== Data extract ==
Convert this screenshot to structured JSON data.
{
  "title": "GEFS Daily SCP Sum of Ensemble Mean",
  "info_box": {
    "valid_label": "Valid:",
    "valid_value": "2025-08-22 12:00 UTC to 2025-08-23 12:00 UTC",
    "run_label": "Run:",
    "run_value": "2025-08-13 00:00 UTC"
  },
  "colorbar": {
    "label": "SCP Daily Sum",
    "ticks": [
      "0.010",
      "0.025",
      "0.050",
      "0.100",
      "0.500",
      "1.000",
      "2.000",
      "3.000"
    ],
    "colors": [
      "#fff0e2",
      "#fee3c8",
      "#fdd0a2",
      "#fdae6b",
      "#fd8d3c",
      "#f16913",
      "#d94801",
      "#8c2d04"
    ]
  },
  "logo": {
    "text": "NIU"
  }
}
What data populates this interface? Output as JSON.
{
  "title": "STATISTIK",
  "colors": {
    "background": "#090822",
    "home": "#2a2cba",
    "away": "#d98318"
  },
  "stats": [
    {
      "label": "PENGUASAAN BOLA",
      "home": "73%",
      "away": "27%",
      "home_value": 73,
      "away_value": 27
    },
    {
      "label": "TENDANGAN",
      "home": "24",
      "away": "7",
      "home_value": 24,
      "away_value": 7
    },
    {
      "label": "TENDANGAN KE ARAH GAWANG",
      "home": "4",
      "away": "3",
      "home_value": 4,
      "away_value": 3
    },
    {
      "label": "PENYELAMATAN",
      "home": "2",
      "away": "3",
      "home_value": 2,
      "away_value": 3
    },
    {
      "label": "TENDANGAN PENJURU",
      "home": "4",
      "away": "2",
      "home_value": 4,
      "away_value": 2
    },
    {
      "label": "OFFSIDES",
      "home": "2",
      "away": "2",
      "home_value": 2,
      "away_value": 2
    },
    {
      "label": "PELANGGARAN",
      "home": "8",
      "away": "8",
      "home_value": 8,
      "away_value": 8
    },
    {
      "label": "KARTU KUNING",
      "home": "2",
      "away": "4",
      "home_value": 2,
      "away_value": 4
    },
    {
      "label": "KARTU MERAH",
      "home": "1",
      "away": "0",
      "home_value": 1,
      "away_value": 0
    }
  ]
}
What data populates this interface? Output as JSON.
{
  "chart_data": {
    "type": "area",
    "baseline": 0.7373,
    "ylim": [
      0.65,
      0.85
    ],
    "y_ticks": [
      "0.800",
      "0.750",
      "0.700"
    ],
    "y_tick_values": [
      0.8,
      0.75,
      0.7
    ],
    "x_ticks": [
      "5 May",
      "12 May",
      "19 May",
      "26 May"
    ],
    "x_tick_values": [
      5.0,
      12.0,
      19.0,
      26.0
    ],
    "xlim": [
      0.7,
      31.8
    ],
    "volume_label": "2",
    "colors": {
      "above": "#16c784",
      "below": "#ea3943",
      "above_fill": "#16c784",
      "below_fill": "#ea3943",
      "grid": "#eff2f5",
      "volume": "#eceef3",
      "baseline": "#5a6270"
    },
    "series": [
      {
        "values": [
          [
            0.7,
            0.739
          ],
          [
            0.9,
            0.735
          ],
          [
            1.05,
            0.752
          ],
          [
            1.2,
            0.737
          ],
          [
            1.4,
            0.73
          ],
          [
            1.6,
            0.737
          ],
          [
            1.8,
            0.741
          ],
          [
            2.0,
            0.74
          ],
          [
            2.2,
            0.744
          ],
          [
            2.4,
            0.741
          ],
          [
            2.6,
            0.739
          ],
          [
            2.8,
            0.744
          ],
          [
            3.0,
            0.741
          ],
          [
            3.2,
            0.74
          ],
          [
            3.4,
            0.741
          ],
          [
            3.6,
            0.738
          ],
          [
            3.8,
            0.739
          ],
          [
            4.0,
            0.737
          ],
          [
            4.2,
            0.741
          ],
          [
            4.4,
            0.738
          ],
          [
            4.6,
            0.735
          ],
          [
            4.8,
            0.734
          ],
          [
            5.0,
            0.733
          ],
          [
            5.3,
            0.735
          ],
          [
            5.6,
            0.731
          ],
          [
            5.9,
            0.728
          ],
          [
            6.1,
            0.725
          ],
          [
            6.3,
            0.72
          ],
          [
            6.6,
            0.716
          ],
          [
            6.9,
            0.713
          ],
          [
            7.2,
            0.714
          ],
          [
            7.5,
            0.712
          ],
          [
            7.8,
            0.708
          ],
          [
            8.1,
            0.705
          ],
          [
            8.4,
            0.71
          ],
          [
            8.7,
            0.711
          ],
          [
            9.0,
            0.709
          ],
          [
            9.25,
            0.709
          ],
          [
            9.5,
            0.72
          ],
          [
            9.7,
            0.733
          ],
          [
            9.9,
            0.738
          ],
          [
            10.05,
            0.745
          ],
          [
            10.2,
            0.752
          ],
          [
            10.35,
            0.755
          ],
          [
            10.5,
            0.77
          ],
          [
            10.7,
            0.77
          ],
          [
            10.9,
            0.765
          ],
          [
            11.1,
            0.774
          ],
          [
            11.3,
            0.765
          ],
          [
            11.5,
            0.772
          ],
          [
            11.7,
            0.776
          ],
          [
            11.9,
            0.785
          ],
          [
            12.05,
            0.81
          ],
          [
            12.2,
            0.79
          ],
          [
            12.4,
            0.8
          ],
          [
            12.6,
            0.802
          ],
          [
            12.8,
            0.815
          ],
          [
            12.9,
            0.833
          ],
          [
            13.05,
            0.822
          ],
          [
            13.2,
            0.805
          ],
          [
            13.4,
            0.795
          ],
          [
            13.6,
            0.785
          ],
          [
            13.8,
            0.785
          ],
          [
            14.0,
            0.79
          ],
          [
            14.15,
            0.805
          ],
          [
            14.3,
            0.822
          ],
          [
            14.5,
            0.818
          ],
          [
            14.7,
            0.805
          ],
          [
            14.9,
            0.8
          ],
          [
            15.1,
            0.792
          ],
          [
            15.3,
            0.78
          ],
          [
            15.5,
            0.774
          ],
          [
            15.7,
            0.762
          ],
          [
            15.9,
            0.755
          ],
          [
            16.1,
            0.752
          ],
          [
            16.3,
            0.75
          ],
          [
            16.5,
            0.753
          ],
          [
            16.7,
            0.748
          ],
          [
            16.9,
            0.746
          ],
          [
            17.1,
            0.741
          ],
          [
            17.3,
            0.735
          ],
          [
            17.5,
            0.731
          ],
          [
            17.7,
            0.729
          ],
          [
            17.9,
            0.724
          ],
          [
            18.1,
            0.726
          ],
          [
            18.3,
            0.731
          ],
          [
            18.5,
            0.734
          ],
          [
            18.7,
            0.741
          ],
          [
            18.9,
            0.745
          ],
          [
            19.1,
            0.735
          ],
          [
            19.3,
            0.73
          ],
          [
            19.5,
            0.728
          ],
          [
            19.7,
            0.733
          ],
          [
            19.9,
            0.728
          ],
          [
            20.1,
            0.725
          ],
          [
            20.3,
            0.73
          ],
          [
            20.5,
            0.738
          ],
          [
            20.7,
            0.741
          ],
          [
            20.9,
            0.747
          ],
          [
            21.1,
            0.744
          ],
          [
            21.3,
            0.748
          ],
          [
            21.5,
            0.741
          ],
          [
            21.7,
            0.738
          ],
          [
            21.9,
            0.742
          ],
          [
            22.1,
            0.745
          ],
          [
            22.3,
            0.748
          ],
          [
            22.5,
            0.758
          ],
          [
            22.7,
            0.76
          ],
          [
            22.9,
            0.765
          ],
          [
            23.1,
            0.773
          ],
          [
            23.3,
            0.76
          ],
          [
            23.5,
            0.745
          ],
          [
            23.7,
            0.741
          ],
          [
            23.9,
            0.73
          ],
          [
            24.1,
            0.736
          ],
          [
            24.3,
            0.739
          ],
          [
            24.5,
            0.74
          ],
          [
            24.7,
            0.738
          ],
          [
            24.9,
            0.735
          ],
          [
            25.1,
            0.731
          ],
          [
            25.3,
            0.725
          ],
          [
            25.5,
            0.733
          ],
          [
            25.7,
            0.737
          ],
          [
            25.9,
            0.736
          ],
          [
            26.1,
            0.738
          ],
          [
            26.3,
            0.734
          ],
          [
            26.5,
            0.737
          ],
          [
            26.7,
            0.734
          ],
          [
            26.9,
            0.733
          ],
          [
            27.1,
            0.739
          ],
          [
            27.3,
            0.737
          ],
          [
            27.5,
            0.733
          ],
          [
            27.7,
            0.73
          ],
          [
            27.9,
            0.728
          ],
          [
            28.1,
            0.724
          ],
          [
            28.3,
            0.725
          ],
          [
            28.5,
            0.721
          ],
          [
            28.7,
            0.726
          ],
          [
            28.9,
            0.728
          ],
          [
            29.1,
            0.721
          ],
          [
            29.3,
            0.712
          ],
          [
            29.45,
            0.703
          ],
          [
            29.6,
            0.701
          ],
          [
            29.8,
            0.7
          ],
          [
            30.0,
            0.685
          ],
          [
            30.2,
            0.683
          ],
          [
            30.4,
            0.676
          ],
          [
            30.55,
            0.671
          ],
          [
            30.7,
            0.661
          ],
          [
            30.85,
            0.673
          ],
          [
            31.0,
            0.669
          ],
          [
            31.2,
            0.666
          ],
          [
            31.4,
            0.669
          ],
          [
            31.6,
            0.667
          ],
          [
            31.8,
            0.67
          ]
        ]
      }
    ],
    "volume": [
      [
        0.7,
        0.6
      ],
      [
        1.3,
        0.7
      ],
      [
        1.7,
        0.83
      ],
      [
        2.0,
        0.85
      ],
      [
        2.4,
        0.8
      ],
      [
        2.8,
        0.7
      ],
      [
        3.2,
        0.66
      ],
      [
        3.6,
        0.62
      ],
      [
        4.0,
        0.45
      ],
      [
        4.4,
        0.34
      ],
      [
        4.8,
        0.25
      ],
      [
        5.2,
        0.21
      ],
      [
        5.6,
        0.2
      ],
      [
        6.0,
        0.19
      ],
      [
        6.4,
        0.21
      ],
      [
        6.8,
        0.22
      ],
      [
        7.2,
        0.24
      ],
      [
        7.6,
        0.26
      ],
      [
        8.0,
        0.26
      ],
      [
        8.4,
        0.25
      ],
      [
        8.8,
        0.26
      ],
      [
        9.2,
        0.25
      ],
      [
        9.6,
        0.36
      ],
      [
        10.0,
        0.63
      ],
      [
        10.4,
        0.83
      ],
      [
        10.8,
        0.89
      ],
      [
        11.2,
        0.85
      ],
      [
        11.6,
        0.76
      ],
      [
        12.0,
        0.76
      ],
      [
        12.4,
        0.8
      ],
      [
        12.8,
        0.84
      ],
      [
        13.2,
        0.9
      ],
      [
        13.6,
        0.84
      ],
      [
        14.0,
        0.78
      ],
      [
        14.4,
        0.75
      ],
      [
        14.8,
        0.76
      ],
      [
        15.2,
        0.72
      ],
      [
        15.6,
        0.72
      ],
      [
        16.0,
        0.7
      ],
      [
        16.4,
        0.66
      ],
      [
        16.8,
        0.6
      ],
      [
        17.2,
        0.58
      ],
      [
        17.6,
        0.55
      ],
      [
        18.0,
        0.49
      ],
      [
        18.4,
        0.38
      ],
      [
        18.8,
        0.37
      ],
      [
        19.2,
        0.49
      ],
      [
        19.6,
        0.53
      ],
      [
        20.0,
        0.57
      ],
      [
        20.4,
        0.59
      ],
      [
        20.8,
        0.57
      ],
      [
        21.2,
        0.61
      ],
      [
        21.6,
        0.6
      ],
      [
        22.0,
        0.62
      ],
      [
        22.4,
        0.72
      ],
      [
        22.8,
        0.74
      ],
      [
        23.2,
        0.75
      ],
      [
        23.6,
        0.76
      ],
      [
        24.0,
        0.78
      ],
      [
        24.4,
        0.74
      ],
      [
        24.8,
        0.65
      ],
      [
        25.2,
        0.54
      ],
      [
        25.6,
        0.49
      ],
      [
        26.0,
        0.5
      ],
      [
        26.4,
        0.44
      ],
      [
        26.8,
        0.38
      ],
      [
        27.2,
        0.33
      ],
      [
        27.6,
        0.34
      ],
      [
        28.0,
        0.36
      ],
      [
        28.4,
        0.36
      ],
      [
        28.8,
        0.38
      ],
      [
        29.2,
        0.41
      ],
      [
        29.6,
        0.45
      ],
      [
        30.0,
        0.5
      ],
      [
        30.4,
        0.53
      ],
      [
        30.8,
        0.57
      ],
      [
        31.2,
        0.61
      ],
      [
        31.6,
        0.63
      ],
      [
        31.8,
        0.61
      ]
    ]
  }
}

== What the task requires ==
Select all lines in the listing that include the word "KARTU".

== Output ==
      "label": "KARTU KUNING",
      "label": "KARTU MERAH",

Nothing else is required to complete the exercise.